GOAL> Below are some entries; can you quote all of them exactly?

DATA SHOWN>

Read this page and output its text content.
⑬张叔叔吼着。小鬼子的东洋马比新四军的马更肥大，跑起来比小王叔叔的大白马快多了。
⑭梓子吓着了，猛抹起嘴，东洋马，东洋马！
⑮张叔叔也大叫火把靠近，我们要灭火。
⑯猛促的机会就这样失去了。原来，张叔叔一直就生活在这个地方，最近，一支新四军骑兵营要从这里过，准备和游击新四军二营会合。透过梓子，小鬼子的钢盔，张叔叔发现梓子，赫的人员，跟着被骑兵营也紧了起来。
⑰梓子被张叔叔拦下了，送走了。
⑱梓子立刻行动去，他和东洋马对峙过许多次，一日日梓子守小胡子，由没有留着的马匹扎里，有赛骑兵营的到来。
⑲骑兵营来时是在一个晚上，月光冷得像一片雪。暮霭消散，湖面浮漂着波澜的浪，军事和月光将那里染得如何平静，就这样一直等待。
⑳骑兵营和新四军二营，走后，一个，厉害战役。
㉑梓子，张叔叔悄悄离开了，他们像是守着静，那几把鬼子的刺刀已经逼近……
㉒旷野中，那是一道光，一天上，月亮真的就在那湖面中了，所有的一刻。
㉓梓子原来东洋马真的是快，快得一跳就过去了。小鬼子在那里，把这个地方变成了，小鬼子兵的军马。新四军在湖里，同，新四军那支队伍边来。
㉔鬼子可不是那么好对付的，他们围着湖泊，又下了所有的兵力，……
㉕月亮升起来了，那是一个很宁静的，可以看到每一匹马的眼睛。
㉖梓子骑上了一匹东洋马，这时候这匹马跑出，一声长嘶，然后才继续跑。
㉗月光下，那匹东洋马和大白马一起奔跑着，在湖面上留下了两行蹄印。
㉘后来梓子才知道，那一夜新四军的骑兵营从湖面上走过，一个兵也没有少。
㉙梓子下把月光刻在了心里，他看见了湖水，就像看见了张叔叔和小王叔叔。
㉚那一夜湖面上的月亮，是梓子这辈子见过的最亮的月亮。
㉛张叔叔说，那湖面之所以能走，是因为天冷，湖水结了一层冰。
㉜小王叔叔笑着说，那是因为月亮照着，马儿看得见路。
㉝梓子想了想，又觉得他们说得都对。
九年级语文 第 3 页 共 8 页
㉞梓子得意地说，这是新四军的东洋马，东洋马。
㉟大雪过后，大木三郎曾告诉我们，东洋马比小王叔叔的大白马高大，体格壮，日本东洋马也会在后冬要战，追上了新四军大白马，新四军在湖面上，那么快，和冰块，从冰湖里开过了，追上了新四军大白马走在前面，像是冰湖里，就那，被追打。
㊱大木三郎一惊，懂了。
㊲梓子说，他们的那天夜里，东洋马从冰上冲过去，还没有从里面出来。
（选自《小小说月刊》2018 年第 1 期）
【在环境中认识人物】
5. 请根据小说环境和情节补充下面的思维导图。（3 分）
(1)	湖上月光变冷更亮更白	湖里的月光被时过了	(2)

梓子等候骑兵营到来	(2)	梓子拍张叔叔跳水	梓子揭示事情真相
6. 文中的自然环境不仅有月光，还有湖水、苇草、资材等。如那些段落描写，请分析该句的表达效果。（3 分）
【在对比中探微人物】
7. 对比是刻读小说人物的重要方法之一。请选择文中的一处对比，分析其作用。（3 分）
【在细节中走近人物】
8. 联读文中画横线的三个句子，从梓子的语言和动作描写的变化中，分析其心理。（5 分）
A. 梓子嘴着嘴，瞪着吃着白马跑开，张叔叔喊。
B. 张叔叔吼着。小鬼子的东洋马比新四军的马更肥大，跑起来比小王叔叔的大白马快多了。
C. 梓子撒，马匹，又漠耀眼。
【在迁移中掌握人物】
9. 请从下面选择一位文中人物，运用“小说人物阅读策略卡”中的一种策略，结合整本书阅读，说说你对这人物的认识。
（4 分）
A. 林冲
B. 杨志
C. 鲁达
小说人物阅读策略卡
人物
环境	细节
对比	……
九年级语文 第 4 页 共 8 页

WORKED ANSWER>
Read this page and output its text content.
⑬张叔叔吼着。小鬼子的东洋马比新四军的马更肥大，跑起来比小王叔叔的大白马快多了。
⑭梓子吓着了，猛抹起嘴，东洋马，东洋马！
⑮张叔叔也大叫火把靠近，我们要灭火。
⑯猛促的机会就这样失去了。原来，张叔叔一直就生活在这个地方，最近，一支新四军骑兵营要从这里过，准备和游击新四军二营会合。透过梓子，小鬼子的钢盔，张叔叔发现梓子，赫的人员，跟着被骑兵营也紧了起来。
⑰梓子被张叔叔拦下了，送走了。
⑱梓子立刻行动去，他和东洋马对峙过许多次，一日日梓子守小胡子，由没有留着的马匹扎里，有赛骑兵营的到来。
⑲骑兵营来时是在一个晚上，月光冷得像一片雪。暮霭消散，湖面浮漂着波澜的浪，军事和月光将那里染得如何平静，就这样一直等待。
⑳骑兵营和新四军二营，走后，一个，厉害战役。
㉑梓子，张叔叔悄悄离开了，他们像是守着静，那几把鬼子的刺刀已经逼近……
㉒旷野中，那是一道光，一天上，月亮真的就在那湖面中了，所有的一刻。
㉓梓子原来东洋马真的是快，快得一跳就过去了。小鬼子在那里，把这个地方变成了，小鬼子兵的军马。新四军在湖里，同，新四军那支队伍边来。
㉔鬼子可不是那么好对付的，他们围着湖泊，又下了所有的兵力，……
㉕月亮升起来了，那是一个很宁静的，可以看到每一匹马的眼睛。
㉖梓子骑上了一匹东洋马，这时候这匹马跑出，一声长嘶，然后才继续跑。
㉗月光下，那匹东洋马和大白马一起奔跑着，在湖面上留下了两行蹄印。
㉘后来梓子才知道，那一夜新四军的骑兵营从湖面上走过，一个兵也没有少。
㉙梓子下把月光刻在了心里，他看见了湖水，就像看见了张叔叔和小王叔叔。
㉚那一夜湖面上的月亮，是梓子这辈子见过的最亮的月亮。
㉛张叔叔说，那湖面之所以能走，是因为天冷，湖水结了一层冰。
㉜小王叔叔笑着说，那是因为月亮照着，马儿看得见路。
㉝梓子想了想，又觉得他们说得都对。
九年级语文 第 3 页 共 8 页
㉞梓子得意地说，这是新四军的东洋马，东洋马。
㉟大雪过后，大木三郎曾告诉我们，东洋马比小王叔叔的大白马高大，体格壮，日本东洋马也会在后冬要战，追上了新四军大白马，新四军在湖面上，那么快，和冰块，从冰湖里开过了，追上了新四军大白马走在前面，像是冰湖里，就那，被追打。
㊱大木三郎一惊，懂了。
㊲梓子说，他们的那天夜里，东洋马从冰上冲过去，还没有从里面出来。
（选自《小小说月刊》2018 年第 1 期）
【在环境中认识人物】
5. 请根据小说环境和情节补充下面的思维导图。（3 分）
(1)	湖上月光变冷更亮更白	湖里的月光被时过了	(2)

梓子等候骑兵营到来	(2)	梓子拍张叔叔跳水	梓子揭示事情真相
6. 文中的自然环境不仅有月光，还有湖水、苇草、资材等。如那些段落描写，请分析该句的表达效果。（3 分）
【在对比中探微人物】
7. 对比是刻读小说人物的重要方法之一。请选择文中的一处对比，分析其作用。（3 分）
【在细节中走近人物】
8. 联读文中画横线的三个句子，从梓子的语言和动作描写的变化中，分析其心理。（5 分）
A. 梓子嘴着嘴，瞪着吃着白马跑开，张叔叔喊。
B. 张叔叔吼着。小鬼子的东洋马比新四军的马更肥大，跑起来比小王叔叔的大白马快多了。
C. 梓子撒，马匹，又漠耀眼。
【在迁移中掌握人物】
9. 请从下面选择一位文中人物，运用“小说人物阅读策略卡”中的一种策略，结合整本书阅读，说说你对这人物的认识。
（4 分）
A. 林冲
B. 杨志
C. 鲁达
小说人物阅读策略卡
人物
环境	细节
对比	……
九年级语文 第 4 页 共 8 页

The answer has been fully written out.